> _EXERCISE OBJECTIVE_
In the records below, pick out all lines containing the word "deinde".

-- Start of EXCERPTED RECORDS --

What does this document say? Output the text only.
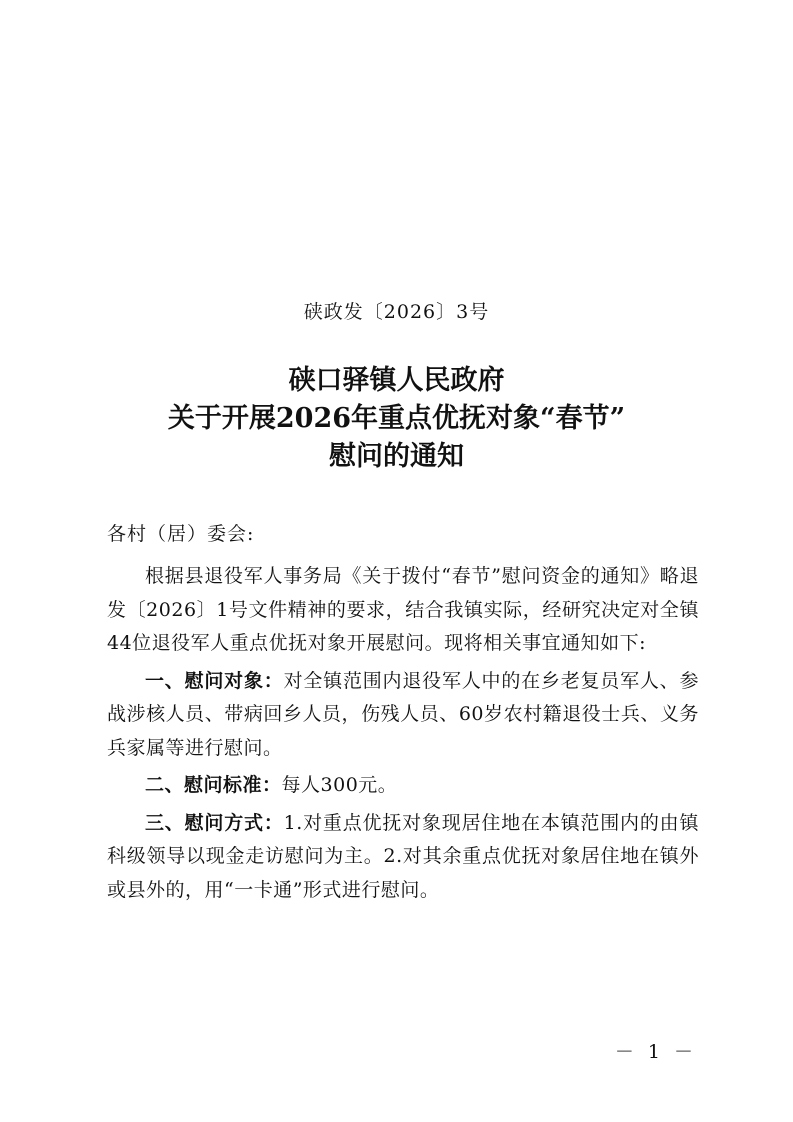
硖政发〔2026〕3号
硖口驿镇人民政府
关于开展2026年重点优抚对象“春节”
慰问的通知
各村（居）委会:

根据县退役军人事务局《关于拨付“春节”慰问资金的通知》略退发〔2026〕1号文件精神的要求，结合我镇实际，经研究决定对全镇44位退役军人重点优抚对象开展慰问。现将相关事宜通知如下:

一、慰问对象：对全镇范围内退役军人中的在乡老复员军人、参战涉核人员、带病回乡人员，伤残人员、60岁农村籍退役士兵、义务兵家属等进行慰问。

二、慰问标准：每人300元。

三、慰问方式：1.对重点优抚对象现居住地在本镇范围内的由镇科级领导以现金走访慰问为主。2.对其余重点优抚对象居住地在镇外或县外的，用“一卡通”形式进行慰问。

－ 1 －
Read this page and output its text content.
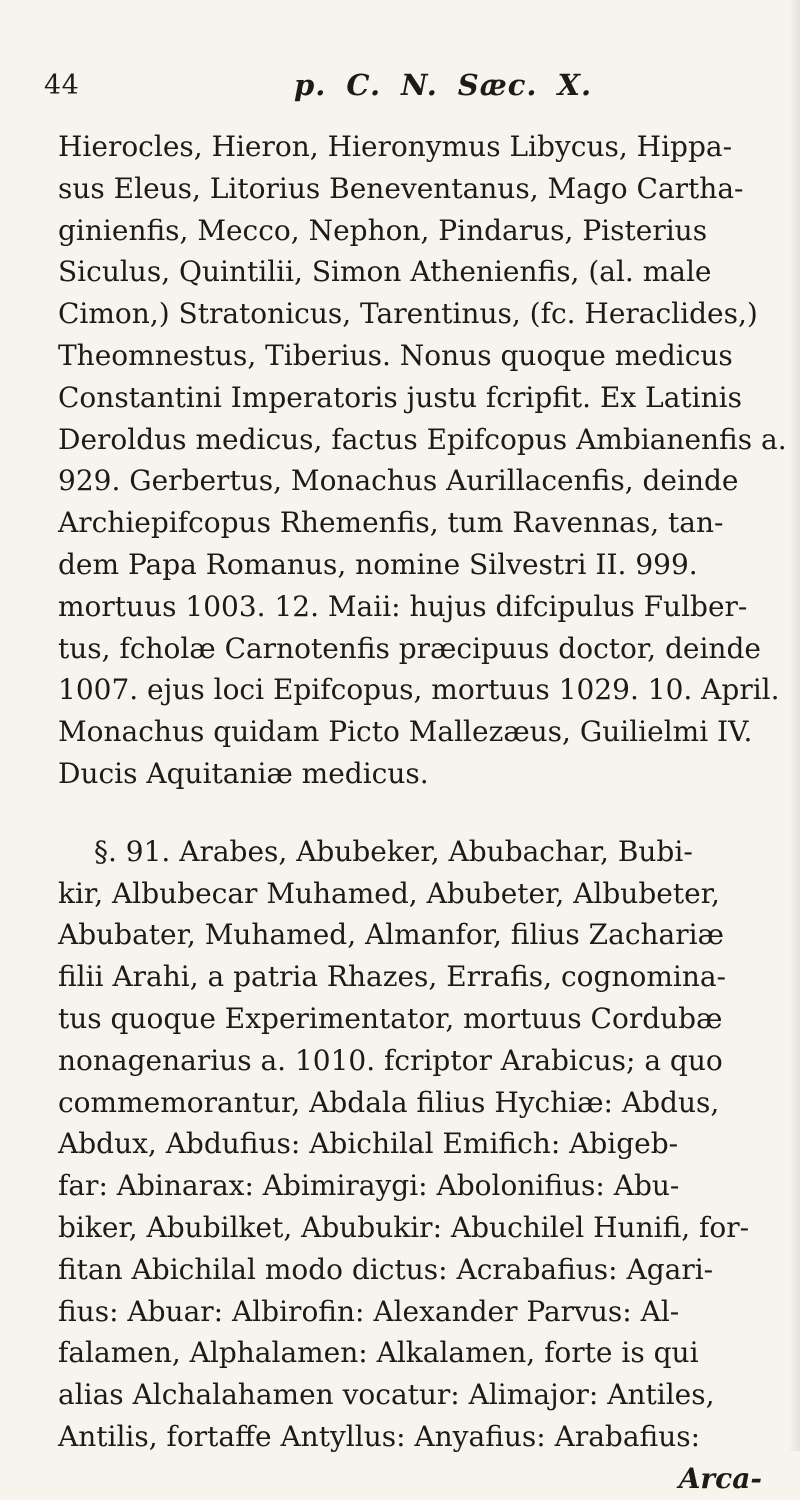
44	p. C. N. Sæc. X.
Hierocles, Hieron, Hieronymus Libycus, Hippa-
sus Eleus, Litorius Beneventanus, Mago Cartha-
ginienfis, Mecco, Nephon, Pindarus, Pisterius
Siculus, Quintilii, Simon Athenienfis, (al. male
Cimon,) Stratonicus, Tarentinus, (fc. Heraclides,)
Theomnestus, Tiberius. Nonus quoque medicus
Constantini Imperatoris justu fcripfit. Ex Latinis
Deroldus medicus, factus Epifcopus Ambianenfis a.
929. Gerbertus, Monachus Aurillacenfis, deinde
Archiepifcopus Rhemenfis, tum Ravennas, tan-
dem Papa Romanus, nomine Silvestri II. 999.
mortuus 1003. 12. Maii: hujus difcipulus Fulber-
tus, fcholæ Carnotenfis præcipuus doctor, deinde
1007. ejus loci Epifcopus, mortuus 1029. 10. April.
Monachus quidam Picto Mallezæus, Guilielmi IV.
Ducis Aquitaniæ medicus.
§. 91. Arabes, Abubeker, Abubachar, Bubi-
kir, Albubecar Muhamed, Abubeter, Albubeter,
Abubater, Muhamed, Almanfor, filius Zachariæ
filii Arahi, a patria Rhazes, Errafis, cognomina-
tus quoque Experimentator, mortuus Cordubæ
nonagenarius a. 1010. fcriptor Arabicus; a quo
commemorantur, Abdala filius Hychiæ: Abdus,
Abdux, Abdufius: Abichilal Emifich: Abigeb-
far: Abinarax: Abimiraygi: Abolonifius: Abu-
biker, Abubilket, Abubukir: Abuchilel Hunifi, for-
fitan Abichilal modo dictus: Acrabafius: Agari-
fius: Abuar: Albirofin: Alexander Parvus: Al-
falamen, Alphalamen: Alkalamen, forte is qui
alias Alchalahamen vocatur: Alimajor: Antiles,
Antilis, fortaffe Antyllus: Anyafius: Arabafius:
Arca-
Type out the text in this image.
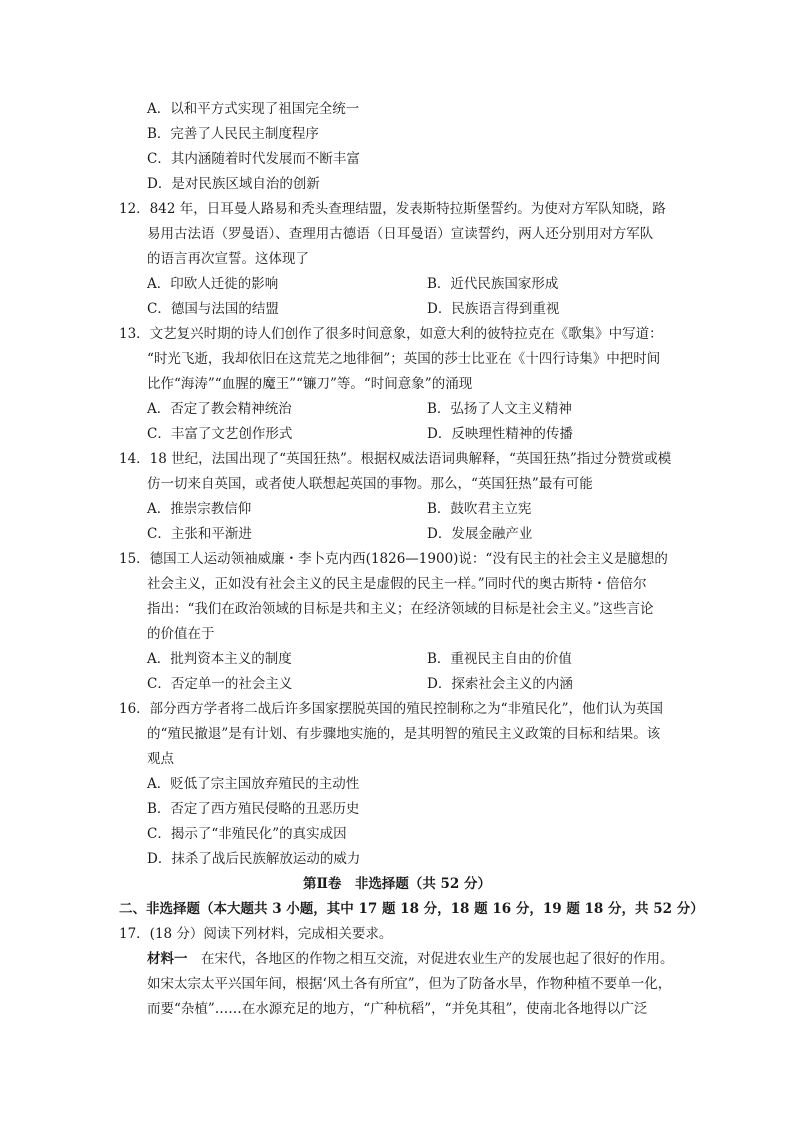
A．以和平方式实现了祖国完全统一
B．完善了人民民主制度程序
C．其内涵随着时代发展而不断丰富
D．是对民族区域自治的创新
12．842 年，日耳曼人路易和秃头查理结盟，发表斯特拉斯堡誓约。为使对方军队知晓，路
易用古法语（罗曼语）、查理用古德语（日耳曼语）宣读誓约，两人还分别用对方军队
的语言再次宣誓。这体现了
A．印欧人迁徙的影响	B．近代民族国家形成
C．德国与法国的结盟	D．民族语言得到重视
13．文艺复兴时期的诗人们创作了很多时间意象，如意大利的彼特拉克在《歌集》中写道：
“时光飞逝，我却依旧在这荒芜之地徘徊”；英国的莎士比亚在《十四行诗集》中把时间
比作“海涛”“血腥的魔王”“镰刀”等。“时间意象”的涌现
A．否定了教会精神统治	B．弘扬了人文主义精神
C．丰富了文艺创作形式	D．反映理性精神的传播
14．18 世纪，法国出现了“英国狂热”。根据权威法语词典解释，“英国狂热”指过分赞赏或模
仿一切来自英国，或者使人联想起英国的事物。那么，“英国狂热”最有可能
A．推崇宗教信仰	B．鼓吹君主立宪
C．主张和平渐进	D．发展金融产业
15．德国工人运动领袖威廉・李卜克内西(1826—1900)说：“没有民主的社会主义是臆想的
社会主义，正如没有社会主义的民主是虚假的民主一样。”同时代的奥古斯特・倍倍尔
指出：“我们在政治领域的目标是共和主义；在经济领域的目标是社会主义。”这些言论
的价值在于
A．批判资本主义的制度	B．重视民主自由的价值
C．否定单一的社会主义	D．探索社会主义的内涵
16．部分西方学者将二战后许多国家摆脱英国的殖民控制称之为“非殖民化”，他们认为英国
的“殖民撤退”是有计划、有步骤地实施的，是其明智的殖民主义政策的目标和结果。该
观点
A．贬低了宗主国放弃殖民的主动性
B．否定了西方殖民侵略的丑恶历史
C．揭示了“非殖民化”的真实成因
D．抹杀了战后民族解放运动的威力
第Ⅱ卷　非选择题（共 52 分）
二、非选择题（本大题共 3 小题，其中 17 题 18 分，18 题 16 分，19 题 18 分，共 52 分）
17．(18 分）阅读下列材料，完成相关要求。
材料一　在宋代，各地区的作物之相互交流，对促进农业生产的发展也起了很好的作用。
如宋太宗太平兴国年间，根据‘风土各有所宜”，但为了防备水旱，作物种植不要单一化，
而要“杂植”……在水源充足的地方，“广种杭稻”，“并免其租”，使南北各地得以广泛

-- End of EXCERPTED RECORDS --

> _ANSWER TO THIS PROBLEM_
929. Gerbertus, Monachus Aurillacenfis, deinde
tus, fcholæ Carnotenfis præcipuus doctor, deinde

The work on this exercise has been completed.